## What the exercise asks
What follows are records. Restate all of them word for word.

## Data entries
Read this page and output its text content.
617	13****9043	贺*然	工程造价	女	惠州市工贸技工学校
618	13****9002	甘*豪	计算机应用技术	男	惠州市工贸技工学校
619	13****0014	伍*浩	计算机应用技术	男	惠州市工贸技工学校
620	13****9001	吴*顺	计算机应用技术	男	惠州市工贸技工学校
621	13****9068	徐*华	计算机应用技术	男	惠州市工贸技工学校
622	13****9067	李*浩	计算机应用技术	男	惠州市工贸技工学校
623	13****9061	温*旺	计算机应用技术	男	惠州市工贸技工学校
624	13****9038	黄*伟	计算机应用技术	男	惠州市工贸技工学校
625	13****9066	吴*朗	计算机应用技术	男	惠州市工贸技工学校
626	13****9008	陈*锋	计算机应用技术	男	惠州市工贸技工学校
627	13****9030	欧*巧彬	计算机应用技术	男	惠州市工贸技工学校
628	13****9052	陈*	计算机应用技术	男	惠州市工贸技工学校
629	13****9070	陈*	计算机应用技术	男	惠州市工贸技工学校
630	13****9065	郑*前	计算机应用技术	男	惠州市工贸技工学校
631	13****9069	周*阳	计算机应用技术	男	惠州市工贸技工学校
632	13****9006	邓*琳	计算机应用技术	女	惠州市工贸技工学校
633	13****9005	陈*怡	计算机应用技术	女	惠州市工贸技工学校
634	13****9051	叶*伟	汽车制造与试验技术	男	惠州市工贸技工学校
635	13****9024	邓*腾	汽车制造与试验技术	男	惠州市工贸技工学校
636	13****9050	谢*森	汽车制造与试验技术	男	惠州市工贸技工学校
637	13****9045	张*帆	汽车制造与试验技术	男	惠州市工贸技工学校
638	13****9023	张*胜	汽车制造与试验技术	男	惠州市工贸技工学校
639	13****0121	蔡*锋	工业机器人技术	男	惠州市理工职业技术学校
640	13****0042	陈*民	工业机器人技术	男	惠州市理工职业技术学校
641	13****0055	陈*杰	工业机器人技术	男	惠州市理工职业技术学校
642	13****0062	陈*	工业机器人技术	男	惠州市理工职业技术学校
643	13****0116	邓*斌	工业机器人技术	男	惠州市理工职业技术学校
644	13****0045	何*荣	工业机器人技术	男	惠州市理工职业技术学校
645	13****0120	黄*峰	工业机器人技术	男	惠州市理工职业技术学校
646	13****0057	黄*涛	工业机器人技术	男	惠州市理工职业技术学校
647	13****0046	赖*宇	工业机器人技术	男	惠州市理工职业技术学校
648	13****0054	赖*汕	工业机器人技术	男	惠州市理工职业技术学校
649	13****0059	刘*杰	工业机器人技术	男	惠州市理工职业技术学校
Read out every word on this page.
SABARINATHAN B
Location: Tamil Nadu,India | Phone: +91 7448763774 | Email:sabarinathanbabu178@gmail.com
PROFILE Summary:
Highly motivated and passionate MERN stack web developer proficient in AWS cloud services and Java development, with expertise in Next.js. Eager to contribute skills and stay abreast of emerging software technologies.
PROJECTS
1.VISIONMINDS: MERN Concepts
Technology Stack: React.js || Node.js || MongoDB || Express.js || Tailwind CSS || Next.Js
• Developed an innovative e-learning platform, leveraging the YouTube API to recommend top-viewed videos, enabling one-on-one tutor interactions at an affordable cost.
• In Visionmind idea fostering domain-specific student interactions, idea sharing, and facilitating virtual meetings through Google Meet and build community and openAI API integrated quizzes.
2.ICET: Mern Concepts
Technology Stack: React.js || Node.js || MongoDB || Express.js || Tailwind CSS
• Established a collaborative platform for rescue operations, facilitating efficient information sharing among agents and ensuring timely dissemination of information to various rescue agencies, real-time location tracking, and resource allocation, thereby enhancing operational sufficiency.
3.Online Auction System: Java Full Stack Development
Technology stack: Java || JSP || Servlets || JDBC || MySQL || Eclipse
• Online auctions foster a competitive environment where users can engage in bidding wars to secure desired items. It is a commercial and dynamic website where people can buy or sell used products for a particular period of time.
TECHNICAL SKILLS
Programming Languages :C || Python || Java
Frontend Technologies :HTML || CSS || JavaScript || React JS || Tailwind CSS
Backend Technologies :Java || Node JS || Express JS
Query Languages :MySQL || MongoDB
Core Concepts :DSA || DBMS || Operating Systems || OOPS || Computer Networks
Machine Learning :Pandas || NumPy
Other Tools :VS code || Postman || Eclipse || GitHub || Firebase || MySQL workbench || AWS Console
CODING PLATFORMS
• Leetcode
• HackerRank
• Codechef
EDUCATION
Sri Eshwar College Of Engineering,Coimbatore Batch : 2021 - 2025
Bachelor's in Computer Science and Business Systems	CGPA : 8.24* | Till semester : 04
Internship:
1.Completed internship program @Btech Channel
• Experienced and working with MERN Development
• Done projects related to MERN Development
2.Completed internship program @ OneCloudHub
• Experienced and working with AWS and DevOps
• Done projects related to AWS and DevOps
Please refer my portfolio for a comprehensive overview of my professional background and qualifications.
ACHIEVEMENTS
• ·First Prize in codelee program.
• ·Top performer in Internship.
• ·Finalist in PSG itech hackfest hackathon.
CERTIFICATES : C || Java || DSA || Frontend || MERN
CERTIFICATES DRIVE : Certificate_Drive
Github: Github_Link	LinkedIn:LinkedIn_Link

## Worked answer
Read this page and output its text content.
617	13****9043	贺*然	工程造价	女	惠州市工贸技工学校
618	13****9002	甘*豪	计算机应用技术	男	惠州市工贸技工学校
619	13****0014	伍*浩	计算机应用技术	男	惠州市工贸技工学校
620	13****9001	吴*顺	计算机应用技术	男	惠州市工贸技工学校
621	13****9068	徐*华	计算机应用技术	男	惠州市工贸技工学校
622	13****9067	李*浩	计算机应用技术	男	惠州市工贸技工学校
623	13****9061	温*旺	计算机应用技术	男	惠州市工贸技工学校
624	13****9038	黄*伟	计算机应用技术	男	惠州市工贸技工学校
625	13****9066	吴*朗	计算机应用技术	男	惠州市工贸技工学校
626	13****9008	陈*锋	计算机应用技术	男	惠州市工贸技工学校
627	13****9030	欧*巧彬	计算机应用技术	男	惠州市工贸技工学校
628	13****9052	陈*	计算机应用技术	男	惠州市工贸技工学校
629	13****9070	陈*	计算机应用技术	男	惠州市工贸技工学校
630	13****9065	郑*前	计算机应用技术	男	惠州市工贸技工学校
631	13****9069	周*阳	计算机应用技术	男	惠州市工贸技工学校
632	13****9006	邓*琳	计算机应用技术	女	惠州市工贸技工学校
633	13****9005	陈*怡	计算机应用技术	女	惠州市工贸技工学校
634	13****9051	叶*伟	汽车制造与试验技术	男	惠州市工贸技工学校
635	13****9024	邓*腾	汽车制造与试验技术	男	惠州市工贸技工学校
636	13****9050	谢*森	汽车制造与试验技术	男	惠州市工贸技工学校
637	13****9045	张*帆	汽车制造与试验技术	男	惠州市工贸技工学校
638	13****9023	张*胜	汽车制造与试验技术	男	惠州市工贸技工学校
639	13****0121	蔡*锋	工业机器人技术	男	惠州市理工职业技术学校
640	13****0042	陈*民	工业机器人技术	男	惠州市理工职业技术学校
641	13****0055	陈*杰	工业机器人技术	男	惠州市理工职业技术学校
642	13****0062	陈*	工业机器人技术	男	惠州市理工职业技术学校
643	13****0116	邓*斌	工业机器人技术	男	惠州市理工职业技术学校
644	13****0045	何*荣	工业机器人技术	男	惠州市理工职业技术学校
645	13****0120	黄*峰	工业机器人技术	男	惠州市理工职业技术学校
646	13****0057	黄*涛	工业机器人技术	男	惠州市理工职业技术学校
647	13****0046	赖*宇	工业机器人技术	男	惠州市理工职业技术学校
648	13****0054	赖*汕	工业机器人技术	男	惠州市理工职业技术学校
649	13****0059	刘*杰	工业机器人技术	男	惠州市理工职业技术学校
Read out every word on this page.
SABARINATHAN B
Location: Tamil Nadu,India | Phone: +91 7448763774 | Email:sabarinathanbabu178@gmail.com
PROFILE Summary:
Highly motivated and passionate MERN stack web developer proficient in AWS cloud services and Java development, with expertise in Next.js. Eager to contribute skills and stay abreast of emerging software technologies.
PROJECTS
1.VISIONMINDS: MERN Concepts
Technology Stack: React.js || Node.js || MongoDB || Express.js || Tailwind CSS || Next.Js
• Developed an innovative e-learning platform, leveraging the YouTube API to recommend top-viewed videos, enabling one-on-one tutor interactions at an affordable cost.
• In Visionmind idea fostering domain-specific student interactions, idea sharing, and facilitating virtual meetings through Google Meet and build community and openAI API integrated quizzes.
2.ICET: Mern Concepts
Technology Stack: React.js || Node.js || MongoDB || Express.js || Tailwind CSS
• Established a collaborative platform for rescue operations, facilitating efficient information sharing among agents and ensuring timely dissemination of information to various rescue agencies, real-time location tracking, and resource allocation, thereby enhancing operational sufficiency.
3.Online Auction System: Java Full Stack Development
Technology stack: Java || JSP || Servlets || JDBC || MySQL || Eclipse
• Online auctions foster a competitive environment where users can engage in bidding wars to secure desired items. It is a commercial and dynamic website where people can buy or sell used products for a particular period of time.
TECHNICAL SKILLS
Programming Languages :C || Python || Java
Frontend Technologies :HTML || CSS || JavaScript || React JS || Tailwind CSS
Backend Technologies :Java || Node JS || Express JS
Query Languages :MySQL || MongoDB
Core Concepts :DSA || DBMS || Operating Systems || OOPS || Computer Networks
Machine Learning :Pandas || NumPy
Other Tools :VS code || Postman || Eclipse || GitHub || Firebase || MySQL workbench || AWS Console
CODING PLATFORMS
• Leetcode
• HackerRank
• Codechef
EDUCATION
Sri Eshwar College Of Engineering,Coimbatore Batch : 2021 - 2025
Bachelor's in Computer Science and Business Systems	CGPA : 8.24* | Till semester : 04
Internship:
1.Completed internship program @Btech Channel
• Experienced and working with MERN Development
• Done projects related to MERN Development
2.Completed internship program @ OneCloudHub
• Experienced and working with AWS and DevOps
• Done projects related to AWS and DevOps
Please refer my portfolio for a comprehensive overview of my professional background and qualifications.
ACHIEVEMENTS
• ·First Prize in codelee program.
• ·Top performer in Internship.
• ·Finalist in PSG itech hackfest hackathon.
CERTIFICATES : C || Java || DSA || Frontend || MERN
CERTIFICATES DRIVE : Certificate_Drive
Github: Github_Link	LinkedIn:LinkedIn_Link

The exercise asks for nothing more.